(Extracted data entries)

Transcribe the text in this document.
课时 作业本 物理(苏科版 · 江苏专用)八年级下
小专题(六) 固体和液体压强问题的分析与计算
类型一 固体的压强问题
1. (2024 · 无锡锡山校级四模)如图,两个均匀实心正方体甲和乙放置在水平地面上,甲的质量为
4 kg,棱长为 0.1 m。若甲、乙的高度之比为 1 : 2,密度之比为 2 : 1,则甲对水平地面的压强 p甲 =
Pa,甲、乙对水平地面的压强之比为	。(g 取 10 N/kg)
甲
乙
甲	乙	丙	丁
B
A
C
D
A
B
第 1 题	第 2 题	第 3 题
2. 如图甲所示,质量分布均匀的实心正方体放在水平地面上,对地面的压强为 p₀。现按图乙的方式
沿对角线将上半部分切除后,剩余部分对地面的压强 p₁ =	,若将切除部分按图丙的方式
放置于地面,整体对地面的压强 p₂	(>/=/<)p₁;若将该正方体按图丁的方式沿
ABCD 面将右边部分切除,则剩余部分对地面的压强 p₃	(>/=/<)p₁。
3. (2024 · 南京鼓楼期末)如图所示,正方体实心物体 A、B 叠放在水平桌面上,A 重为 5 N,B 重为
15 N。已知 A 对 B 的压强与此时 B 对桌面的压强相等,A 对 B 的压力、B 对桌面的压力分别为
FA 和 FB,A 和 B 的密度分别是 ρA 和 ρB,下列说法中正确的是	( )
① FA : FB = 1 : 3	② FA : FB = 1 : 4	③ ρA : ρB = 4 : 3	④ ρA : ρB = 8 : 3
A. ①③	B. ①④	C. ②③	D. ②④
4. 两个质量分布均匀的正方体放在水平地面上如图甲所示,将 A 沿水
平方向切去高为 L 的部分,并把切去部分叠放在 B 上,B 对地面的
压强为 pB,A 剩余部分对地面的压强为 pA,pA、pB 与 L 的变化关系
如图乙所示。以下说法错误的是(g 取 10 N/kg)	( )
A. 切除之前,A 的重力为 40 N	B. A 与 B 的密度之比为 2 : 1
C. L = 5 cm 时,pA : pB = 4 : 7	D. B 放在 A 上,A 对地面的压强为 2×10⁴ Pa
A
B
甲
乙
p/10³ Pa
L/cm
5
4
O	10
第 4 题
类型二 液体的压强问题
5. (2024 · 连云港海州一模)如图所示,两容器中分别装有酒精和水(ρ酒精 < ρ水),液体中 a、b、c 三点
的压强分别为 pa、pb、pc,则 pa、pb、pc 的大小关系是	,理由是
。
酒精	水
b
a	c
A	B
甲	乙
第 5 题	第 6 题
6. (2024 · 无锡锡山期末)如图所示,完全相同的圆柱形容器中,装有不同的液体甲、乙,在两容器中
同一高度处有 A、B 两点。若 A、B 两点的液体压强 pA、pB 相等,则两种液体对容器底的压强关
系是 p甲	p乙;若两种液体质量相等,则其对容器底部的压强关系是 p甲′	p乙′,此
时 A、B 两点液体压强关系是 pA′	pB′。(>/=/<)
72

▶ [GIVEN INSTRUCTION]:
Write out all records exactly, keeping every detail.

▶ [COMPLETE RESPONSE]:
Transcribe the text in this document.
课时 作业本 物理(苏科版 · 江苏专用)八年级下
小专题(六) 固体和液体压强问题的分析与计算
类型一 固体的压强问题
1. (2024 · 无锡锡山校级四模)如图,两个均匀实心正方体甲和乙放置在水平地面上,甲的质量为
4 kg,棱长为 0.1 m。若甲、乙的高度之比为 1 : 2,密度之比为 2 : 1,则甲对水平地面的压强 p甲 =
Pa,甲、乙对水平地面的压强之比为	。(g 取 10 N/kg)
甲
乙
甲	乙	丙	丁
B
A
C
D
A
B
第 1 题	第 2 题	第 3 题
2. 如图甲所示,质量分布均匀的实心正方体放在水平地面上,对地面的压强为 p₀。现按图乙的方式
沿对角线将上半部分切除后,剩余部分对地面的压强 p₁ =	,若将切除部分按图丙的方式
放置于地面,整体对地面的压强 p₂	(>/=/<)p₁;若将该正方体按图丁的方式沿
ABCD 面将右边部分切除,则剩余部分对地面的压强 p₃	(>/=/<)p₁。
3. (2024 · 南京鼓楼期末)如图所示,正方体实心物体 A、B 叠放在水平桌面上,A 重为 5 N,B 重为
15 N。已知 A 对 B 的压强与此时 B 对桌面的压强相等,A 对 B 的压力、B 对桌面的压力分别为
FA 和 FB,A 和 B 的密度分别是 ρA 和 ρB,下列说法中正确的是	( )
① FA : FB = 1 : 3	② FA : FB = 1 : 4	③ ρA : ρB = 4 : 3	④ ρA : ρB = 8 : 3
A. ①③	B. ①④	C. ②③	D. ②④
4. 两个质量分布均匀的正方体放在水平地面上如图甲所示,将 A 沿水
平方向切去高为 L 的部分,并把切去部分叠放在 B 上,B 对地面的
压强为 pB,A 剩余部分对地面的压强为 pA,pA、pB 与 L 的变化关系
如图乙所示。以下说法错误的是(g 取 10 N/kg)	( )
A. 切除之前,A 的重力为 40 N	B. A 与 B 的密度之比为 2 : 1
C. L = 5 cm 时,pA : pB = 4 : 7	D. B 放在 A 上,A 对地面的压强为 2×10⁴ Pa
A
B
甲
乙
p/10³ Pa
L/cm
5
4
O	10
第 4 题
类型二 液体的压强问题
5. (2024 · 连云港海州一模)如图所示,两容器中分别装有酒精和水(ρ酒精 < ρ水),液体中 a、b、c 三点
的压强分别为 pa、pb、pc,则 pa、pb、pc 的大小关系是	,理由是
。
酒精	水
b
a	c
A	B
甲	乙
第 5 题	第 6 题
6. (2024 · 无锡锡山期末)如图所示,完全相同的圆柱形容器中,装有不同的液体甲、乙,在两容器中
同一高度处有 A、B 两点。若 A、B 两点的液体压强 pA、pB 相等,则两种液体对容器底的压强关
系是 p甲	p乙;若两种液体质量相等,则其对容器底部的压强关系是 p甲′	p乙′,此
时 A、B 两点液体压强关系是 pA′	pB′。(>/=/<)
72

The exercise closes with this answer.